Supplied material |

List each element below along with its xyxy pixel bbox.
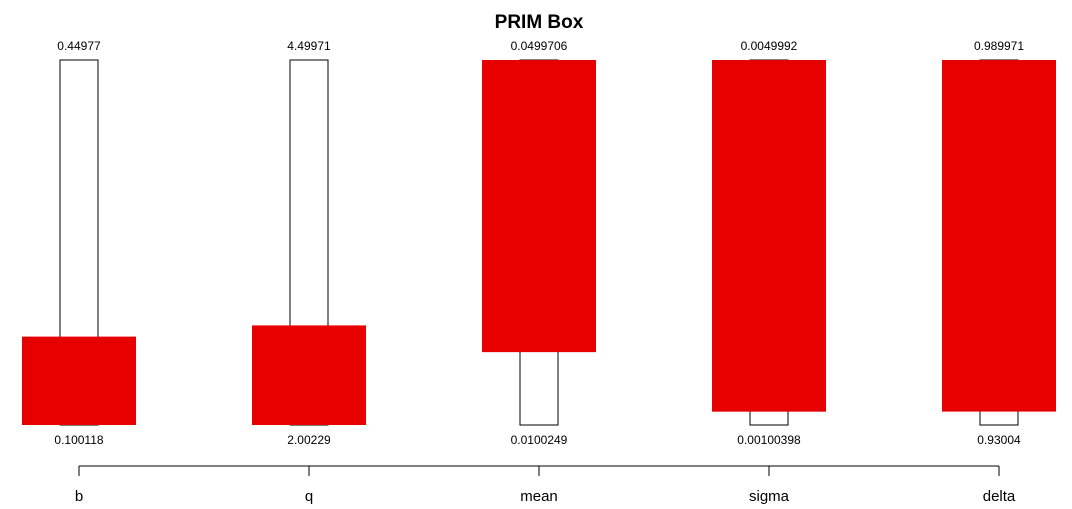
max-label-q: 4.49971 bbox=[287, 39, 331, 53]
max-label-sigma: 0.0049992 bbox=[741, 39, 798, 53]
x-tick-label-delta: delta bbox=[983, 488, 1016, 505]
prim-box-delta bbox=[942, 60, 1056, 412]
min-label-delta: 0.93004 bbox=[977, 433, 1021, 447]
x-tick-label-q: q bbox=[305, 488, 313, 505]
min-label-q: 2.00229 bbox=[287, 433, 331, 447]
max-label-b: 0.44977 bbox=[57, 39, 101, 53]
x-tick-label-sigma: sigma bbox=[749, 488, 790, 505]
chart-marks: 0.44977 0.100118 b 4.49971 2.00229 q 0.0499706… bbox=[22, 39, 1056, 505]
min-label-sigma: 0.00100398 bbox=[737, 433, 801, 447]
x-tick-label-b: b bbox=[75, 488, 83, 505]
chart-title: PRIM Box bbox=[495, 12, 584, 33]
max-label-mean: 0.0499706 bbox=[511, 39, 568, 53]
prim-box-mean bbox=[482, 60, 596, 353]
prim-box-q bbox=[252, 325, 366, 425]
min-label-mean: 0.0100249 bbox=[511, 433, 568, 447]
min-label-b: 0.100118 bbox=[54, 433, 103, 447]
prim-box-sigma bbox=[712, 60, 826, 412]
prim-box-b bbox=[22, 336, 136, 425]
max-label-delta: 0.989971 bbox=[974, 39, 1024, 53]
x-tick-label-mean: mean bbox=[520, 488, 558, 505]
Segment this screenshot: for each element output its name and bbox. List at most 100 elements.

What the task asks | Rewrite all the records with every instance of "chart-title" changed to "figure-title" and nothing else altered. Leave the pictures out.

Answer for this exercise |
List each element below along with its xyxy pixel bbox.
max-label-q: 4.49971 bbox=[287, 39, 331, 53]
max-label-sigma: 0.0049992 bbox=[741, 39, 798, 53]
x-tick-label-delta: delta bbox=[983, 488, 1016, 505]
prim-box-delta bbox=[942, 60, 1056, 412]
min-label-delta: 0.93004 bbox=[977, 433, 1021, 447]
x-tick-label-q: q bbox=[305, 488, 313, 505]
min-label-q: 2.00229 bbox=[287, 433, 331, 447]
max-label-b: 0.44977 bbox=[57, 39, 101, 53]
x-tick-label-sigma: sigma bbox=[749, 488, 790, 505]
chart-marks: 0.44977 0.100118 b 4.49971 2.00229 q 0.0499706… bbox=[22, 39, 1056, 505]
min-label-sigma: 0.00100398 bbox=[737, 433, 801, 447]
x-tick-label-b: b bbox=[75, 488, 83, 505]
figure-title: PRIM Box bbox=[495, 12, 584, 33]
max-label-mean: 0.0499706 bbox=[511, 39, 568, 53]
prim-box-mean bbox=[482, 60, 596, 353]
prim-box-q bbox=[252, 325, 366, 425]
min-label-mean: 0.0100249 bbox=[511, 433, 568, 447]
min-label-b: 0.100118 bbox=[54, 433, 103, 447]
prim-box-sigma bbox=[712, 60, 826, 412]
prim-box-b bbox=[22, 336, 136, 425]
max-label-delta: 0.989971 bbox=[974, 39, 1024, 53]
x-tick-label-mean: mean bbox=[520, 488, 558, 505]
Segment this screenshot: for each element output its name and bbox. List at most 100 elements.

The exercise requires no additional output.